TASK INSTRUCTIONS.
Search the data below for the string "status". Extract every line that contains it.

Data records.
◇ ◇ ◇
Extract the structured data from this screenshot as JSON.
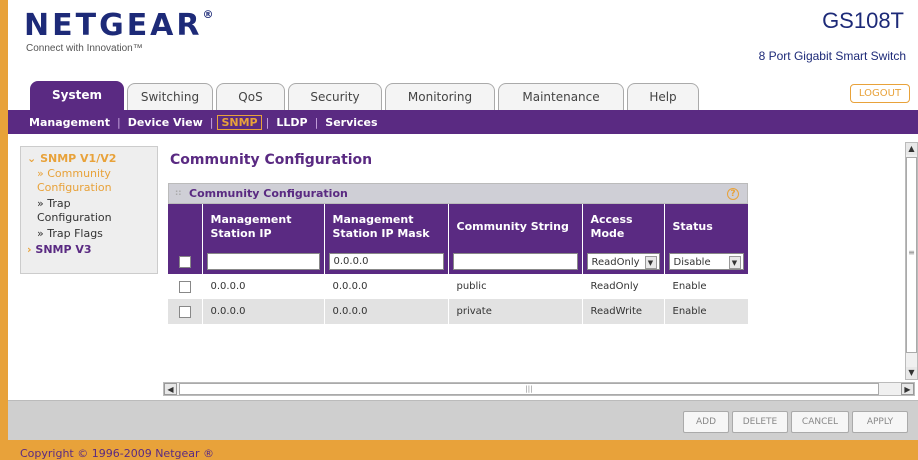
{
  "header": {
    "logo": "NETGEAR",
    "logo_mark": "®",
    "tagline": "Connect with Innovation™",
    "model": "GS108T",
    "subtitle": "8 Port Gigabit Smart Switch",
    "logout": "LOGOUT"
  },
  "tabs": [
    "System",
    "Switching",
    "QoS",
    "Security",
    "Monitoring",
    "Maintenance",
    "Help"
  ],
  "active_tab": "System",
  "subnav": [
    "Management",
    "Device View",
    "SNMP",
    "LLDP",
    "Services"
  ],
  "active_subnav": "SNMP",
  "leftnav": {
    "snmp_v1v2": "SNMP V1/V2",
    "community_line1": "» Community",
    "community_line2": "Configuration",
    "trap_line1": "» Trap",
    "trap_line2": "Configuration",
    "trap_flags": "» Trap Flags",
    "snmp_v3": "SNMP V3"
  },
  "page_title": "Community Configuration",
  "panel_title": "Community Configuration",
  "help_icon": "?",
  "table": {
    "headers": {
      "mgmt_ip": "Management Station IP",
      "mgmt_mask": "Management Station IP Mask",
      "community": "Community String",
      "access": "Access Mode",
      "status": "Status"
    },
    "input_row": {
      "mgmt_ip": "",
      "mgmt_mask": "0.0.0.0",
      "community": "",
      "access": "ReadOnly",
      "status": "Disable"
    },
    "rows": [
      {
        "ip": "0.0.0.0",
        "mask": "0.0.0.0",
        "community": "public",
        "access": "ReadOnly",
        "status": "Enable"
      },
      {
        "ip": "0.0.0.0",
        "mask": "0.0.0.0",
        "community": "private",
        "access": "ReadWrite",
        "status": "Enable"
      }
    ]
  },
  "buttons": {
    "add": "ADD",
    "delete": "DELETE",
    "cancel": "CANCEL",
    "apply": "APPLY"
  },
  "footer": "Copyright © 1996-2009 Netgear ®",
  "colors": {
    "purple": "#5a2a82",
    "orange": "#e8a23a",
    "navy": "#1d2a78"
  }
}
◇ ◇ ◇
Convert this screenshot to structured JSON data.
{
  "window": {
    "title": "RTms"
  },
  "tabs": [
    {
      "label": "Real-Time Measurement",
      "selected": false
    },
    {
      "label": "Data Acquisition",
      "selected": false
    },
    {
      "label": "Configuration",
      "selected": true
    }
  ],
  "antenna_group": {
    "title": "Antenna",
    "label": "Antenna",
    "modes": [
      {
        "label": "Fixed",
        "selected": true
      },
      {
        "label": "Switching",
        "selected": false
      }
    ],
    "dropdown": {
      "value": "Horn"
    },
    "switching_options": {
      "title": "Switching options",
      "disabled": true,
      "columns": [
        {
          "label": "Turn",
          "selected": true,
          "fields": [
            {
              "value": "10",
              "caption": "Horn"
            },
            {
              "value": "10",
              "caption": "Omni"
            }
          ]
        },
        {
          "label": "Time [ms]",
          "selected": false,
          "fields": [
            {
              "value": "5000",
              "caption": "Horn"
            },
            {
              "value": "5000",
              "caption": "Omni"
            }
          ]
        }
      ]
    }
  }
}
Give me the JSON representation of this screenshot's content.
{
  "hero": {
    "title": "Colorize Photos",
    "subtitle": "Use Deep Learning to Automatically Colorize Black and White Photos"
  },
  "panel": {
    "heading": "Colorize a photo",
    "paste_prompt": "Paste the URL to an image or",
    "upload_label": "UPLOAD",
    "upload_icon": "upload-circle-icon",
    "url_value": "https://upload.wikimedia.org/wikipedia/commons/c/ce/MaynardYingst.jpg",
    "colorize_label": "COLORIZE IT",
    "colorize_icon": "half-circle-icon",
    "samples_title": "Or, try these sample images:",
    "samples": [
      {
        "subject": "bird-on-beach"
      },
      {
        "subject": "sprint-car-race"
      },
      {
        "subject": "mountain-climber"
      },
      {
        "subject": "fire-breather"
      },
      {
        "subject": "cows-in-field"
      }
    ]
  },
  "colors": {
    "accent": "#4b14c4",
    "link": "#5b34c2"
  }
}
◇ ◇ ◇
IN RESPONSE.
      "status": "Status"
      "status": "Disable"
        "status": "Enable"
        "status": "Enable"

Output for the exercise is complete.